── RECORD EXCERPTS ──

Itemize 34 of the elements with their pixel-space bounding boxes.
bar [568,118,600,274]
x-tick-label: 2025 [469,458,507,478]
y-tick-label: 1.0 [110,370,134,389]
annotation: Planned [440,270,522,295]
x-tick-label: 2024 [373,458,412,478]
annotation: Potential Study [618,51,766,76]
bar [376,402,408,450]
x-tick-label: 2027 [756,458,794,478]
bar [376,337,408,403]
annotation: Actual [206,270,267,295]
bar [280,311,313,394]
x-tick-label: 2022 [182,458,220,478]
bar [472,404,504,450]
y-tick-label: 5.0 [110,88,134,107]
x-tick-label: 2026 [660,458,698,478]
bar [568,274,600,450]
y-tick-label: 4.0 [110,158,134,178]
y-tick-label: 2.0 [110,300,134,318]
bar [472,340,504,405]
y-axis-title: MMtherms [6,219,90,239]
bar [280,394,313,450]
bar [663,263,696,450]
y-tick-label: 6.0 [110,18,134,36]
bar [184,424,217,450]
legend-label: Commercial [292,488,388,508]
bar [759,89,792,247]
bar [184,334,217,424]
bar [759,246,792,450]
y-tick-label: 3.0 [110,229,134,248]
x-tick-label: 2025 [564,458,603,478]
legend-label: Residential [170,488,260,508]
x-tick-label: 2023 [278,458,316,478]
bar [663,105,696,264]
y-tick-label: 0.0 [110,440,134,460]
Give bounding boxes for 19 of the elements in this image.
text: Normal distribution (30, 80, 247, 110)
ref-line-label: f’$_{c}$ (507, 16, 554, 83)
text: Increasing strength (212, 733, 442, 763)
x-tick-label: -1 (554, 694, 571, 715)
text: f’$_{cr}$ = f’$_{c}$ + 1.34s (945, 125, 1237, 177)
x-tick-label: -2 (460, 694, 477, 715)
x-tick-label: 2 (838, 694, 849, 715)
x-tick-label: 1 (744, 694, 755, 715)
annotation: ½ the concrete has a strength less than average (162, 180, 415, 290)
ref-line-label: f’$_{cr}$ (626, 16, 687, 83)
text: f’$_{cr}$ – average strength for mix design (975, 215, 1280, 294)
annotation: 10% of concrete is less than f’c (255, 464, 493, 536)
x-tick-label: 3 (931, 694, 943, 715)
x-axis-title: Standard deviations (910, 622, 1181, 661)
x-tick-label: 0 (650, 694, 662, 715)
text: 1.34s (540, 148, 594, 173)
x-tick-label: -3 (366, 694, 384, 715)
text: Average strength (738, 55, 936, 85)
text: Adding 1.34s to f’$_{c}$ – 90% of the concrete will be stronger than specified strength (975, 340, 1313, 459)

───

SHORT PROBLEM: Please copy every line of the material above without changing anything.

TASK ANSWER:
Itemize 34 of the elements with their pixel-space bounding boxes.
bar [568,118,600,274]
x-tick-label: 2025 [469,458,507,478]
y-tick-label: 1.0 [110,370,134,389]
annotation: Planned [440,270,522,295]
x-tick-label: 2024 [373,458,412,478]
annotation: Potential Study [618,51,766,76]
bar [376,402,408,450]
x-tick-label: 2027 [756,458,794,478]
bar [376,337,408,403]
annotation: Actual [206,270,267,295]
bar [280,311,313,394]
x-tick-label: 2022 [182,458,220,478]
bar [472,404,504,450]
y-tick-label: 5.0 [110,88,134,107]
x-tick-label: 2026 [660,458,698,478]
bar [568,274,600,450]
y-tick-label: 4.0 [110,158,134,178]
y-tick-label: 2.0 [110,300,134,318]
bar [472,340,504,405]
y-axis-title: MMtherms [6,219,90,239]
bar [280,394,313,450]
bar [663,263,696,450]
y-tick-label: 6.0 [110,18,134,36]
bar [184,424,217,450]
legend-label: Commercial [292,488,388,508]
bar [759,89,792,247]
bar [184,334,217,424]
bar [759,246,792,450]
y-tick-label: 3.0 [110,229,134,248]
x-tick-label: 2025 [564,458,603,478]
legend-label: Residential [170,488,260,508]
x-tick-label: 2023 [278,458,316,478]
bar [663,105,696,264]
y-tick-label: 0.0 [110,440,134,460]
Give bounding boxes for 19 of the elements in this image.
text: Normal distribution (30, 80, 247, 110)
ref-line-label: f’$_{c}$ (507, 16, 554, 83)
text: Increasing strength (212, 733, 442, 763)
x-tick-label: -1 (554, 694, 571, 715)
text: f’$_{cr}$ = f’$_{c}$ + 1.34s (945, 125, 1237, 177)
x-tick-label: -2 (460, 694, 477, 715)
x-tick-label: 2 (838, 694, 849, 715)
x-tick-label: 1 (744, 694, 755, 715)
annotation: ½ the concrete has a strength less than average (162, 180, 415, 290)
ref-line-label: f’$_{cr}$ (626, 16, 687, 83)
text: f’$_{cr}$ – average strength for mix design (975, 215, 1280, 294)
annotation: 10% of concrete is less than f’c (255, 464, 493, 536)
x-tick-label: 3 (931, 694, 943, 715)
x-axis-title: Standard deviations (910, 622, 1181, 661)
x-tick-label: 0 (650, 694, 662, 715)
text: 1.34s (540, 148, 594, 173)
x-tick-label: -3 (366, 694, 384, 715)
text: Average strength (738, 55, 936, 85)
text: Adding 1.34s to f’$_{c}$ – 90% of the concrete will be stronger than specified strength (975, 340, 1313, 459)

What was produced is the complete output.